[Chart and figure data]
★ ★ ★ ★ ★ ★ ★

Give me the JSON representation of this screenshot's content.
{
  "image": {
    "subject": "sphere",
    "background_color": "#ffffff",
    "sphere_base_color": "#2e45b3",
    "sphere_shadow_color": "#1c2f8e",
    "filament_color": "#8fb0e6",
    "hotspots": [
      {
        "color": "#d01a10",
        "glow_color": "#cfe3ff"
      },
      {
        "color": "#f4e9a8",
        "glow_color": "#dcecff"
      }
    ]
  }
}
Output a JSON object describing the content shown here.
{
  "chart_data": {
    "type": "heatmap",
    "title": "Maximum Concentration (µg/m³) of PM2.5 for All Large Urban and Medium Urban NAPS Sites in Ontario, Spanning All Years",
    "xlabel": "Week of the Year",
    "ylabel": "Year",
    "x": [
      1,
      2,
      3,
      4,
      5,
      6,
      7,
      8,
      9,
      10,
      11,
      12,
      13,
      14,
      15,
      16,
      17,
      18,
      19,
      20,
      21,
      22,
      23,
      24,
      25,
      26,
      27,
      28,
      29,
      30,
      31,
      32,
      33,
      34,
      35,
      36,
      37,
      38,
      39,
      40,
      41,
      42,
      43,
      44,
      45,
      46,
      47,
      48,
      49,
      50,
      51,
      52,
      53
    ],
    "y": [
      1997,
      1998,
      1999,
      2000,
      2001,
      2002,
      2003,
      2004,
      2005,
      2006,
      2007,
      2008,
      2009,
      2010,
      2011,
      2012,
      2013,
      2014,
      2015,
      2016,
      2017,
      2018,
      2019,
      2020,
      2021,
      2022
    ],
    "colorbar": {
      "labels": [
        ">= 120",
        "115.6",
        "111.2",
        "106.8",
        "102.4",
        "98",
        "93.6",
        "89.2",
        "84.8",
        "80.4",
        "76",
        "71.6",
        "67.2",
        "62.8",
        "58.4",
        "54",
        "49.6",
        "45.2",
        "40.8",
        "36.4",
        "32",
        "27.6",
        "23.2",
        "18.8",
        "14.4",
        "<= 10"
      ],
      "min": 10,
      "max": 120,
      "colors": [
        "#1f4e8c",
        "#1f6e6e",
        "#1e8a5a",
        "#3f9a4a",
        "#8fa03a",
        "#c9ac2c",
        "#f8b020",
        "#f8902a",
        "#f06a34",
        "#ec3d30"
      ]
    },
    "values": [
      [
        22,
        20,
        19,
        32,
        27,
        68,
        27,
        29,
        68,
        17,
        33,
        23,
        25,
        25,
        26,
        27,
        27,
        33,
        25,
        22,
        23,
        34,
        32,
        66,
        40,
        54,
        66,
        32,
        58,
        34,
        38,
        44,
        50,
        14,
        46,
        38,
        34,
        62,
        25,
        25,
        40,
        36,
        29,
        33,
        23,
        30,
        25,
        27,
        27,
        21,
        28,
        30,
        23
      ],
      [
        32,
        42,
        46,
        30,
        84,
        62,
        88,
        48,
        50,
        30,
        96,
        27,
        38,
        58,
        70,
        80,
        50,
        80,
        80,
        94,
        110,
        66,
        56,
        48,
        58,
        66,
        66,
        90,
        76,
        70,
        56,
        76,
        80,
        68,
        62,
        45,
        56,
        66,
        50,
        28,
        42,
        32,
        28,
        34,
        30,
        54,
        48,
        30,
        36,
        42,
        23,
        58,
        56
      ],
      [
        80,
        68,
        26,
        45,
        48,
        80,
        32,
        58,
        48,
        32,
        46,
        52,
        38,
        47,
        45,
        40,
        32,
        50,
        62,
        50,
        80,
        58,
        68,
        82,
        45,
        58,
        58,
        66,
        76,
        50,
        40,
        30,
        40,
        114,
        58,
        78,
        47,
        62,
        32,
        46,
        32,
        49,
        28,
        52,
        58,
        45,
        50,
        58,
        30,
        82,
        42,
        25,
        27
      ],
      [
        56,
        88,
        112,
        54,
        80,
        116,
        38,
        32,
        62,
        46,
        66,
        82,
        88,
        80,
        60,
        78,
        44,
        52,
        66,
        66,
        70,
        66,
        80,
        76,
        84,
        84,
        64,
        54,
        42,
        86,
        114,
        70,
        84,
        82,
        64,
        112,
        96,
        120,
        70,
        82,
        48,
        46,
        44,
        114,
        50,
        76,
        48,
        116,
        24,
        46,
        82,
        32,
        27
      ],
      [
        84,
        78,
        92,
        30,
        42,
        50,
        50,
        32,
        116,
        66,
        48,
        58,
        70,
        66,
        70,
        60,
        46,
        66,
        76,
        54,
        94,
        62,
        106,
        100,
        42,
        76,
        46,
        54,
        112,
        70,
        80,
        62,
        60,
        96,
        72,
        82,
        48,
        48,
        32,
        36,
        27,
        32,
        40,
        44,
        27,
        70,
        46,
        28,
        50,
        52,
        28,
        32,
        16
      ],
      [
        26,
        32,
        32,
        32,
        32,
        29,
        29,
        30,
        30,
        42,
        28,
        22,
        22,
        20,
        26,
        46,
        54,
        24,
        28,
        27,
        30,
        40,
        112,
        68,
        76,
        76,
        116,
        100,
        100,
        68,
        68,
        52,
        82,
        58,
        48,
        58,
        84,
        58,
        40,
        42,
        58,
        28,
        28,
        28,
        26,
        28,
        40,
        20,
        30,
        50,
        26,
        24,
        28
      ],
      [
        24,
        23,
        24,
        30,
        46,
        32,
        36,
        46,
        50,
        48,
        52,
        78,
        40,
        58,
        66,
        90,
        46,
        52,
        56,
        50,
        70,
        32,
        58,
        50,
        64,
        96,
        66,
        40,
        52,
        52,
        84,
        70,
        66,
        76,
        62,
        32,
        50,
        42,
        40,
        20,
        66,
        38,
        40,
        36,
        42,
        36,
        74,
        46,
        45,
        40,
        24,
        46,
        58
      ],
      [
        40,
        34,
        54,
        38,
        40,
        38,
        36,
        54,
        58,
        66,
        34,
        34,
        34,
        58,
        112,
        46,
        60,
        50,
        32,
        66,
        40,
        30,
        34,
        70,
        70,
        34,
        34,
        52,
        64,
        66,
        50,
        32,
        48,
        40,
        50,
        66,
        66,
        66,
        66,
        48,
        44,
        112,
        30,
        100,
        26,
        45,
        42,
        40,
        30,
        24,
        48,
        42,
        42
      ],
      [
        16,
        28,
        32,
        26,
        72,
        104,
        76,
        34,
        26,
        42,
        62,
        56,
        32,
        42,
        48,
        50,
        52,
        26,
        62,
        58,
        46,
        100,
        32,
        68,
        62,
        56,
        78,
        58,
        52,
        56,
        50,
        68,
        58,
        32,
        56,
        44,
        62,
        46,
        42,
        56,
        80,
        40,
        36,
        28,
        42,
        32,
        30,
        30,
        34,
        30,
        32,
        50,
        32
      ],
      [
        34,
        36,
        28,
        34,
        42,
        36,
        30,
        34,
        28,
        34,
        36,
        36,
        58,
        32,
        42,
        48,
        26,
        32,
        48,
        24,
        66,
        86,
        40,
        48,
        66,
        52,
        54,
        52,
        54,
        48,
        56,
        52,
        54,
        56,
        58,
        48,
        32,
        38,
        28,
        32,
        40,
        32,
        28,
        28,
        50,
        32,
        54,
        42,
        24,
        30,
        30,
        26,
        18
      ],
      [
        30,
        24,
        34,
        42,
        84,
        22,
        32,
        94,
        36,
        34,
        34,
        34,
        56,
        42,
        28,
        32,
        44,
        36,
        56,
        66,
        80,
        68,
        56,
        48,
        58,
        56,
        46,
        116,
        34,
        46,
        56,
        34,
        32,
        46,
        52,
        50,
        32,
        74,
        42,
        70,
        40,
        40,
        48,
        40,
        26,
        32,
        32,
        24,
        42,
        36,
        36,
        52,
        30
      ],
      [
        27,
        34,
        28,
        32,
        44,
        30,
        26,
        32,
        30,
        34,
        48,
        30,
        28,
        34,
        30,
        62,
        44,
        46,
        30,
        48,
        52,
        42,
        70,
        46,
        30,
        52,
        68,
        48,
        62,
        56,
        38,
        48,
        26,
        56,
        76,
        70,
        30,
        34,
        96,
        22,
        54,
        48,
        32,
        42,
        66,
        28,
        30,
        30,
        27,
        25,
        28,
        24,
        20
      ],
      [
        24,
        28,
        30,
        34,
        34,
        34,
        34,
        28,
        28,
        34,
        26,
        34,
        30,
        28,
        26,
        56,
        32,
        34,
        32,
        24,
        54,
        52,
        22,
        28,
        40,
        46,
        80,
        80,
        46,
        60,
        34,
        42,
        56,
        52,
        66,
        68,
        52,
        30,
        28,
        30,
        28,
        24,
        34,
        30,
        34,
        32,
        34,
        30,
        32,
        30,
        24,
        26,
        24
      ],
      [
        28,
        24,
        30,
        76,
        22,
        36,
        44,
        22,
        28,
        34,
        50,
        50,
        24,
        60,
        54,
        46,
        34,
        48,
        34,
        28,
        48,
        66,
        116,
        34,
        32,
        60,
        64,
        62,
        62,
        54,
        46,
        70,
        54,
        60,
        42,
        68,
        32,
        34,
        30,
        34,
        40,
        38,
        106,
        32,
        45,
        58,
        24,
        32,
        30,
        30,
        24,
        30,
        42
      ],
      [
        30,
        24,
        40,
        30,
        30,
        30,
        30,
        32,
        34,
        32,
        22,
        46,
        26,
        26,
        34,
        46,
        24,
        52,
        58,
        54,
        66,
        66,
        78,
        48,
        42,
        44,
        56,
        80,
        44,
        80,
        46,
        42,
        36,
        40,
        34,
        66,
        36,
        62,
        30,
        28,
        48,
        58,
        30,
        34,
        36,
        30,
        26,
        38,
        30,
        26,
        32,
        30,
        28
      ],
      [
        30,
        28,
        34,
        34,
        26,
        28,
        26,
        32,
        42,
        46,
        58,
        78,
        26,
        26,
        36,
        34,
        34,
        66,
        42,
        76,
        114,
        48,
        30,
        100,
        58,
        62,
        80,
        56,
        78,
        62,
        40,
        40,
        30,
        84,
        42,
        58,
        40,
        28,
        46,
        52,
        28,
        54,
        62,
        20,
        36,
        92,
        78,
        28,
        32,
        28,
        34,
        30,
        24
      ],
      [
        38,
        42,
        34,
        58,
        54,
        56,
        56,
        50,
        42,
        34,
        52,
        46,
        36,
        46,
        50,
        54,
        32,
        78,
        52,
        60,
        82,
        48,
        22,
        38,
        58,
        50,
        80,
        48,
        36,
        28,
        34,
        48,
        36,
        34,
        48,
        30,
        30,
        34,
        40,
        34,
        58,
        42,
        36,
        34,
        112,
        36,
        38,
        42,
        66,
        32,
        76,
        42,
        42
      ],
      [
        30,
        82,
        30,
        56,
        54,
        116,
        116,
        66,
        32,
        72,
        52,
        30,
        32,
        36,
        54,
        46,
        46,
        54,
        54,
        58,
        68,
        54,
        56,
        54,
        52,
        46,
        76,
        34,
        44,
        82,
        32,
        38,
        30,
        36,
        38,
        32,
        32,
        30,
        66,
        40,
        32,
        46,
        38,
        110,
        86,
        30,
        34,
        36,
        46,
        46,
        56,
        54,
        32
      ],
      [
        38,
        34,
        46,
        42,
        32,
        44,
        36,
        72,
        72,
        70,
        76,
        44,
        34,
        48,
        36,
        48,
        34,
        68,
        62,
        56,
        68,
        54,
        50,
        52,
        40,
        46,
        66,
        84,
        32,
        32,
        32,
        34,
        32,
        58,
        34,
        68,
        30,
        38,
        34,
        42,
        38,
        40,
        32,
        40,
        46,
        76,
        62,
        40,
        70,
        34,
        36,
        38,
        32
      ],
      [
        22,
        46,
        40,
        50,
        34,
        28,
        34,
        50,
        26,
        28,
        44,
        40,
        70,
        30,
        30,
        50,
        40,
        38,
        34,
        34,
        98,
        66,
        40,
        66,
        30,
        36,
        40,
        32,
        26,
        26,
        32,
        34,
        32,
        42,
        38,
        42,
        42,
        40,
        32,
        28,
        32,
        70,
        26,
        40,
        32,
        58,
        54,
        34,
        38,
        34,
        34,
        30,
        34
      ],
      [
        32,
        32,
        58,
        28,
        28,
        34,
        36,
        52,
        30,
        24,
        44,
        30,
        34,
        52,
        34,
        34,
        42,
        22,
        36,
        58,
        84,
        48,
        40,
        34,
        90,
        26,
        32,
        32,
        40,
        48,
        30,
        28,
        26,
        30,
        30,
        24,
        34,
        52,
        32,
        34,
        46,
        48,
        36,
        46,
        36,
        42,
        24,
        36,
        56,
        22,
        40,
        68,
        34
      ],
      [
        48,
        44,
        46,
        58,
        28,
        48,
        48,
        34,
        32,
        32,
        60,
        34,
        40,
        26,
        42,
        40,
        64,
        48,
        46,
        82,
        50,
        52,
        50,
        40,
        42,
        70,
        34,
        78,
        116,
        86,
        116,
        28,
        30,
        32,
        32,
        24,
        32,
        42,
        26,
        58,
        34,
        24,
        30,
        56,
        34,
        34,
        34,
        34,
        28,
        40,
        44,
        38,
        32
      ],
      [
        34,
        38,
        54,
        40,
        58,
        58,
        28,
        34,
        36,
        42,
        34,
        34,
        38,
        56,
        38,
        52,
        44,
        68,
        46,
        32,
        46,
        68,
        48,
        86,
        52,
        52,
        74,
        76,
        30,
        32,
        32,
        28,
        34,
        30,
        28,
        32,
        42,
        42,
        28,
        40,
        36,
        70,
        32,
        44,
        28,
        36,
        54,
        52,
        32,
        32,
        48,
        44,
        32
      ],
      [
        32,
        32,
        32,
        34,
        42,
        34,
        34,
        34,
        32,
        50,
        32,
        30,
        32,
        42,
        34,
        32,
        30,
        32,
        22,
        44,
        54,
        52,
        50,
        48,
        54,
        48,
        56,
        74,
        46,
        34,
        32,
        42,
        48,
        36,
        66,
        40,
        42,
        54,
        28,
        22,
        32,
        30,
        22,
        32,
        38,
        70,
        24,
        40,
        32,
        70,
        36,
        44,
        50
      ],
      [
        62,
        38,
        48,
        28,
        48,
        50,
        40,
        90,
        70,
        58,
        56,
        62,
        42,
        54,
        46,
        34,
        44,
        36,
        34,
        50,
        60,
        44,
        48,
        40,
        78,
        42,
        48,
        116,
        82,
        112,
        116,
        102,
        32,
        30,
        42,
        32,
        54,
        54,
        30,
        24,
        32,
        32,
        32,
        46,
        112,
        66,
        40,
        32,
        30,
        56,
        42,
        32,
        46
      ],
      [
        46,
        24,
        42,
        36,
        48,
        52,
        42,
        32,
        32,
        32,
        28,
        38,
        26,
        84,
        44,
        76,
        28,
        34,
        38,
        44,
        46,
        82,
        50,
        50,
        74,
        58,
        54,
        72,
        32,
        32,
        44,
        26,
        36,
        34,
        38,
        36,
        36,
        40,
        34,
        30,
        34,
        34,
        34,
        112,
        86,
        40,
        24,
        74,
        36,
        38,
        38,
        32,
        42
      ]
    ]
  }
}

★ ★ ★ ★ ★ ★ ★

Problem to work on:
Reply with nothing except the number of lines in the listing above that include the string "content".

Solution for this exercise:
2